(Items from a dataset)
○ ○ ○ ○ ○

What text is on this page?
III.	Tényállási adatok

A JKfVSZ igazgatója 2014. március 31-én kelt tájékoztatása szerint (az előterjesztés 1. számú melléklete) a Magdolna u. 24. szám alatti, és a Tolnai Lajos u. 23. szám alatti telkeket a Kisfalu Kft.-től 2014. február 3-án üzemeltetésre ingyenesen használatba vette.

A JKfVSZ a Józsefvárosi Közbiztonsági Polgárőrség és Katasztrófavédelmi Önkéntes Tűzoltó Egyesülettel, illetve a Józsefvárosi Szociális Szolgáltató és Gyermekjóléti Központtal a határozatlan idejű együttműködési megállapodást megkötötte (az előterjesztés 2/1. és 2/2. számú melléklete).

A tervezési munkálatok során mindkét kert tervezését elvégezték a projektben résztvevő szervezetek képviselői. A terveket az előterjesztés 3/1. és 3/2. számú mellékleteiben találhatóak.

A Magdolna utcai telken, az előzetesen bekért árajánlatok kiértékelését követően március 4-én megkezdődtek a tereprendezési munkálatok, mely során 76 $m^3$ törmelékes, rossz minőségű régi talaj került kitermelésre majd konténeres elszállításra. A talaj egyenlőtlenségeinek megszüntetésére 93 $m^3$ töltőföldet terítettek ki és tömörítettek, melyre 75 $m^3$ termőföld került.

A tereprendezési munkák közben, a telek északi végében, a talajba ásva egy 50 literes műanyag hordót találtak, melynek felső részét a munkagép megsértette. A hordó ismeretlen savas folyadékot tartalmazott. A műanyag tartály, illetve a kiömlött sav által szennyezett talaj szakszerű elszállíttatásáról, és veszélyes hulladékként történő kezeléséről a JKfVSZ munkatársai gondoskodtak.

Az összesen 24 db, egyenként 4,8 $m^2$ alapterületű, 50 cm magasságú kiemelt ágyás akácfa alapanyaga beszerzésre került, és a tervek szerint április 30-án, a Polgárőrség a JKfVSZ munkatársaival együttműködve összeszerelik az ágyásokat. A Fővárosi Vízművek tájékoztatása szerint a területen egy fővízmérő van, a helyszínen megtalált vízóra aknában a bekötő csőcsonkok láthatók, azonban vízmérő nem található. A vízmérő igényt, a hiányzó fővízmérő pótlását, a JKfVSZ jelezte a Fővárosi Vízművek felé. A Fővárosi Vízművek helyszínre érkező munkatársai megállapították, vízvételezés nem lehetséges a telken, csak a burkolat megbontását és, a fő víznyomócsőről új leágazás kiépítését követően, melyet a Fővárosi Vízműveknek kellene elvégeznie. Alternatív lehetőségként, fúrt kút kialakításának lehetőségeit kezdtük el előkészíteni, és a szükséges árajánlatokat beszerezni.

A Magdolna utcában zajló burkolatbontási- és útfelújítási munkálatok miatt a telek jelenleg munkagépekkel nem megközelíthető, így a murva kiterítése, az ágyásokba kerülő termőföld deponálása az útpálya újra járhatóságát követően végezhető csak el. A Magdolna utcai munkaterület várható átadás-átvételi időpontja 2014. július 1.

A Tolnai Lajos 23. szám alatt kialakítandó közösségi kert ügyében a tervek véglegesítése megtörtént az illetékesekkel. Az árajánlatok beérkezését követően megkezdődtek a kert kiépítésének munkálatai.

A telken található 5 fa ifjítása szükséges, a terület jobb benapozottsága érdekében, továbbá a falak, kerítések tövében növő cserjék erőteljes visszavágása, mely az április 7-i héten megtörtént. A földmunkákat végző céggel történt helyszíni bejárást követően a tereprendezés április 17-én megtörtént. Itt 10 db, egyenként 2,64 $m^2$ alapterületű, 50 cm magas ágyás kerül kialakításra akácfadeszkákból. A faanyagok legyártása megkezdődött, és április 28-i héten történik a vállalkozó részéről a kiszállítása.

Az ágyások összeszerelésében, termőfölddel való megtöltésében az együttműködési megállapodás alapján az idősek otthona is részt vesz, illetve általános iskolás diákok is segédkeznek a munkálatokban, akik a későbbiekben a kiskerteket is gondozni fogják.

○ ○ ○ ○ ○

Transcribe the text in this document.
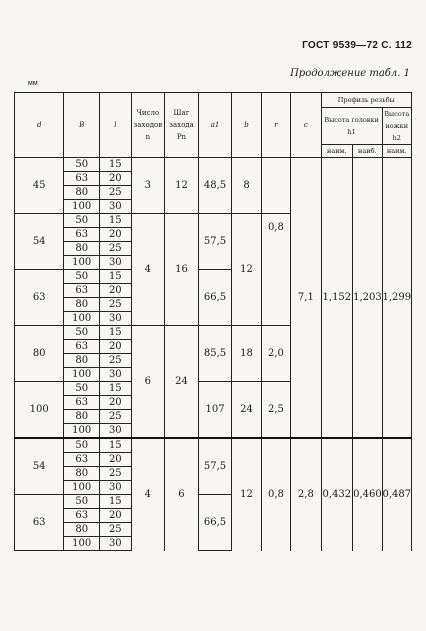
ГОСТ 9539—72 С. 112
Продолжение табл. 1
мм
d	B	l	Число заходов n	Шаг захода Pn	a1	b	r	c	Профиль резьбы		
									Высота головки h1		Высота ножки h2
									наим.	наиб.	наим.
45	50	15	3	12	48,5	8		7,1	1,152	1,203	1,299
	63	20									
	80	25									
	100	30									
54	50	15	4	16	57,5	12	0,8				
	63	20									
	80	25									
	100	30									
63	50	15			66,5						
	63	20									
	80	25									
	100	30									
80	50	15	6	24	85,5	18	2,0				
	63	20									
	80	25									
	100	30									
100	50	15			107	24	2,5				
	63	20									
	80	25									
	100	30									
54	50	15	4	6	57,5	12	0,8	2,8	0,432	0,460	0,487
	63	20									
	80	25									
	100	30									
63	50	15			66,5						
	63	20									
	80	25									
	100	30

○ ○ ○ ○ ○

WHAT IS BEING ASKED: Supply the count of lines in the entries that contain the word "text", and nothing besides.

ANSWER IN FULL: 2